■ Directive: The records below need retyping in full; give them again exactly.
## BEGIN
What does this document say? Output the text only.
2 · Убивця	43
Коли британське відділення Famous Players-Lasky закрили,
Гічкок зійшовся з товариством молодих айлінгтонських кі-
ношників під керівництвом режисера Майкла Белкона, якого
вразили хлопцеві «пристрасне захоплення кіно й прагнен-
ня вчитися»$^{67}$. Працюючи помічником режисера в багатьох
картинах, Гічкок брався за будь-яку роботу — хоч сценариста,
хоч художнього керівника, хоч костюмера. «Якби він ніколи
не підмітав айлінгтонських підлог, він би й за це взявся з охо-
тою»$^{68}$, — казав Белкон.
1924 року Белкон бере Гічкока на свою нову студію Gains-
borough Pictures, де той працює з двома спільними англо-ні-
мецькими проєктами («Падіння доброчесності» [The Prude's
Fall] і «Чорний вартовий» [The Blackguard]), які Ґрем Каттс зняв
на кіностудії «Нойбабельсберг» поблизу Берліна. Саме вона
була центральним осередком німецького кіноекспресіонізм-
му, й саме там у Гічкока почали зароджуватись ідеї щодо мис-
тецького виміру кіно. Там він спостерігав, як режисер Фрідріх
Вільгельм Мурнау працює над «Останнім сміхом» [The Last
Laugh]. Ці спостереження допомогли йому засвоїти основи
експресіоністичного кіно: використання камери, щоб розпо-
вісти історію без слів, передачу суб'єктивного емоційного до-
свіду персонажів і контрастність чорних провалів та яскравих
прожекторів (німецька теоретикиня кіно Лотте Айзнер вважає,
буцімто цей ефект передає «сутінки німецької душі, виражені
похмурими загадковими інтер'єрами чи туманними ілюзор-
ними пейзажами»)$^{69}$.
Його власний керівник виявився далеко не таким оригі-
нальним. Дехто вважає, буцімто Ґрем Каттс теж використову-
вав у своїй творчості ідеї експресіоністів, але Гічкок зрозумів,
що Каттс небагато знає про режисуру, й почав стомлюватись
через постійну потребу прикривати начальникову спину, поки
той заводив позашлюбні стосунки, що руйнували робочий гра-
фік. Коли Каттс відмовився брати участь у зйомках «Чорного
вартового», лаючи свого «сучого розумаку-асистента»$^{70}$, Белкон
## END
■ Answer to the exercise:
What does this document say? Output the text only.
2 · Убивця	43
Коли британське відділення Famous Players-Lasky закрили,
Гічкок зійшовся з товариством молодих айлінгтонських кі-
ношників під керівництвом режисера Майкла Белкона, якого
вразили хлопцеві «пристрасне захоплення кіно й прагнен-
ня вчитися»$^{67}$. Працюючи помічником режисера в багатьох
картинах, Гічкок брався за будь-яку роботу — хоч сценариста,
хоч художнього керівника, хоч костюмера. «Якби він ніколи
не підмітав айлінгтонських підлог, він би й за це взявся з охо-
тою»$^{68}$, — казав Белкон.
1924 року Белкон бере Гічкока на свою нову студію Gains-
borough Pictures, де той працює з двома спільними англо-ні-
мецькими проєктами («Падіння доброчесності» [The Prude's
Fall] і «Чорний вартовий» [The Blackguard]), які Ґрем Каттс зняв
на кіностудії «Нойбабельсберг» поблизу Берліна. Саме вона
була центральним осередком німецького кіноекспресіонізм-
му, й саме там у Гічкока почали зароджуватись ідеї щодо мис-
тецького виміру кіно. Там він спостерігав, як режисер Фрідріх
Вільгельм Мурнау працює над «Останнім сміхом» [The Last
Laugh]. Ці спостереження допомогли йому засвоїти основи
експресіоністичного кіно: використання камери, щоб розпо-
вісти історію без слів, передачу суб'єктивного емоційного до-
свіду персонажів і контрастність чорних провалів та яскравих
прожекторів (німецька теоретикиня кіно Лотте Айзнер вважає,
буцімто цей ефект передає «сутінки німецької душі, виражені
похмурими загадковими інтер'єрами чи туманними ілюзор-
ними пейзажами»)$^{69}$.
Його власний керівник виявився далеко не таким оригі-
нальним. Дехто вважає, буцімто Ґрем Каттс теж використову-
вав у своїй творчості ідеї експресіоністів, але Гічкок зрозумів,
що Каттс небагато знає про режисуру, й почав стомлюватись
через постійну потребу прикривати начальникову спину, поки
той заводив позашлюбні стосунки, що руйнували робочий гра-
фік. Коли Каттс відмовився брати участь у зйомках «Чорного
вартового», лаючи свого «сучого розумаку-асистента»$^{70}$, Белкон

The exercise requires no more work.